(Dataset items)
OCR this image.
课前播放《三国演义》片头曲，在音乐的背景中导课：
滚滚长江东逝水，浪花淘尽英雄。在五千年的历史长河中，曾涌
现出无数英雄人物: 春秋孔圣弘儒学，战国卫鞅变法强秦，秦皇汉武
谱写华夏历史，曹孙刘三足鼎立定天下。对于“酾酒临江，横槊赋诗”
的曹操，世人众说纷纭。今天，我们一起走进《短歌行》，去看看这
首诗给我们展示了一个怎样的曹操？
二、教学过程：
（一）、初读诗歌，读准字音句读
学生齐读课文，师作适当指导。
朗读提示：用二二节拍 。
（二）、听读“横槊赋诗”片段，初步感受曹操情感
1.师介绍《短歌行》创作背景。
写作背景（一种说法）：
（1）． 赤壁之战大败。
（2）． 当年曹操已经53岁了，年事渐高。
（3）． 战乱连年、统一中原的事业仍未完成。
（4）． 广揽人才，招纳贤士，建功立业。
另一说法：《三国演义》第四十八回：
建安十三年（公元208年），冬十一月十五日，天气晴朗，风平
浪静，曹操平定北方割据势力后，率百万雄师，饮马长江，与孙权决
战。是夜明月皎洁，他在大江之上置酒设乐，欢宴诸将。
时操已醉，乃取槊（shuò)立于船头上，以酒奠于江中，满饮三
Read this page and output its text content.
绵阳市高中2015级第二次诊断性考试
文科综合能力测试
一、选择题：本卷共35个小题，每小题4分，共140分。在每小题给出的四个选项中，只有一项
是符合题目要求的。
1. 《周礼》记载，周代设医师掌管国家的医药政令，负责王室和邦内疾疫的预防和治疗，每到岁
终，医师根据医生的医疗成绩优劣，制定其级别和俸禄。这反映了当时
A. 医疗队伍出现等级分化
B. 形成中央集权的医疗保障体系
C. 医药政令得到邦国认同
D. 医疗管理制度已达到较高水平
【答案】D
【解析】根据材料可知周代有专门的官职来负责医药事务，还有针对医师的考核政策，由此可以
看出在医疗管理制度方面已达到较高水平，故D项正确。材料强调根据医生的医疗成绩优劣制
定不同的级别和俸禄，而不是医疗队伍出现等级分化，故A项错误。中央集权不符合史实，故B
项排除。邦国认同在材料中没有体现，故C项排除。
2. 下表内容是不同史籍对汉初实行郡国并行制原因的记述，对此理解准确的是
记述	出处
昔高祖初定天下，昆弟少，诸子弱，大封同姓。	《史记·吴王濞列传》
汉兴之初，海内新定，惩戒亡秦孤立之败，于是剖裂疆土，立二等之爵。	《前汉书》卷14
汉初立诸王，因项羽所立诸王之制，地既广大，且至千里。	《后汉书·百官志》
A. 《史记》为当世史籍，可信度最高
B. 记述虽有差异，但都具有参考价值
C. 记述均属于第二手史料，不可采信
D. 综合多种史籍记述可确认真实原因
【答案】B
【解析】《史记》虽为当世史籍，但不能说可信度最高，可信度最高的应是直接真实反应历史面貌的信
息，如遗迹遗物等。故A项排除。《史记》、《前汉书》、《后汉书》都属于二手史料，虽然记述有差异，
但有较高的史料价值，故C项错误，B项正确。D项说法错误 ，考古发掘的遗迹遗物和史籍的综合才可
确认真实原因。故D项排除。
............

## Written task
In the entries above, identify every line with the string "this".

## Result of the exercise
OCR this image.
Read this page and output its text content.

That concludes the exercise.